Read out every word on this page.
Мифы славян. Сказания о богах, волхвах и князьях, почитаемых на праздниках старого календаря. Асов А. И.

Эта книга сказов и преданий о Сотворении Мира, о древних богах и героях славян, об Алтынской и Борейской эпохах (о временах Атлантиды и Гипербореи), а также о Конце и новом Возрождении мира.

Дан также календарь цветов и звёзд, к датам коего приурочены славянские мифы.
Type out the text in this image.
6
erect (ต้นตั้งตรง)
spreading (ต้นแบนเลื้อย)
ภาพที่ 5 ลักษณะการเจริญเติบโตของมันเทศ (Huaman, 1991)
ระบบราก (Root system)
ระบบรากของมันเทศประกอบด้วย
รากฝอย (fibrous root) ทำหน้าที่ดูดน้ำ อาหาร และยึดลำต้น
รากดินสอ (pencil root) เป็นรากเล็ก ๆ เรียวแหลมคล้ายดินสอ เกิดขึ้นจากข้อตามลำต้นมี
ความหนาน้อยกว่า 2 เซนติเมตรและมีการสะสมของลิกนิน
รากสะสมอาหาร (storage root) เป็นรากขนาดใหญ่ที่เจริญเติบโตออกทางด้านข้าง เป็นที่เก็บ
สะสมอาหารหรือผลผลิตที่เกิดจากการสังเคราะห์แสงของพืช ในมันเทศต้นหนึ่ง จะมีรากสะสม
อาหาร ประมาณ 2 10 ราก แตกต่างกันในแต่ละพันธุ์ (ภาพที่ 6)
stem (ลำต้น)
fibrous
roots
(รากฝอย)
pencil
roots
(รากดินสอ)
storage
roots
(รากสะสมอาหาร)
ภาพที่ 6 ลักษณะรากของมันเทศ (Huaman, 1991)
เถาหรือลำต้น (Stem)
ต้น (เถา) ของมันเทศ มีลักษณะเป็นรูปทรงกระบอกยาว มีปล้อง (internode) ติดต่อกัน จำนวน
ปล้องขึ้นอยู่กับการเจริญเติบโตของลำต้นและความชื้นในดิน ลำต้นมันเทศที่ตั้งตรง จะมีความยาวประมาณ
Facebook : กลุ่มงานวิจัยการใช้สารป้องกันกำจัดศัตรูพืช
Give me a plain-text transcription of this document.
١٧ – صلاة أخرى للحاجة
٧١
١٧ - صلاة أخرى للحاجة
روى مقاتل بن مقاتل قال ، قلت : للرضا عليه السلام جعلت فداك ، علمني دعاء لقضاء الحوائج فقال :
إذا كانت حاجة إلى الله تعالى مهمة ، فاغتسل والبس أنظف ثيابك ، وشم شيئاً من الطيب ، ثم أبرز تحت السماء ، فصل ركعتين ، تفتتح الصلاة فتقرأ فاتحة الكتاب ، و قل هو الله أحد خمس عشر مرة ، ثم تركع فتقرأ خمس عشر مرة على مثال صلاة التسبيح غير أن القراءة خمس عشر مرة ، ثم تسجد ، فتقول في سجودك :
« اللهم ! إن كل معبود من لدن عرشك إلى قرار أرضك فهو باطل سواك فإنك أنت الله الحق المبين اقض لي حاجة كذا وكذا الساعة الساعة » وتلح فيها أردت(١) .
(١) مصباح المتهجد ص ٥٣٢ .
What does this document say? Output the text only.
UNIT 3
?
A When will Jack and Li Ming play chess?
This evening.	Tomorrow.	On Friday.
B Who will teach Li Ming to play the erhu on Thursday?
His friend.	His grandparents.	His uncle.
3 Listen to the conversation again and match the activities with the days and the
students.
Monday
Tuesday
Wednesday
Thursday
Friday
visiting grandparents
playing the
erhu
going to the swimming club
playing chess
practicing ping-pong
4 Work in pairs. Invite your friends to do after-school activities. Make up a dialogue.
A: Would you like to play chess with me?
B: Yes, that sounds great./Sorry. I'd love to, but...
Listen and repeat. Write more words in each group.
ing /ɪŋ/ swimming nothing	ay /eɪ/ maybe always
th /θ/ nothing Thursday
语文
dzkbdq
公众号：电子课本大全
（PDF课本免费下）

☆ ☆ ☆ ☆

◆ YOUR GOAL
From the entries above, collect every line with the string "chess" in it.

◆ RESULT OF THIS TASK
A When will Jack and Li Ming play chess?
playing chess
A: Would you like to play chess with me?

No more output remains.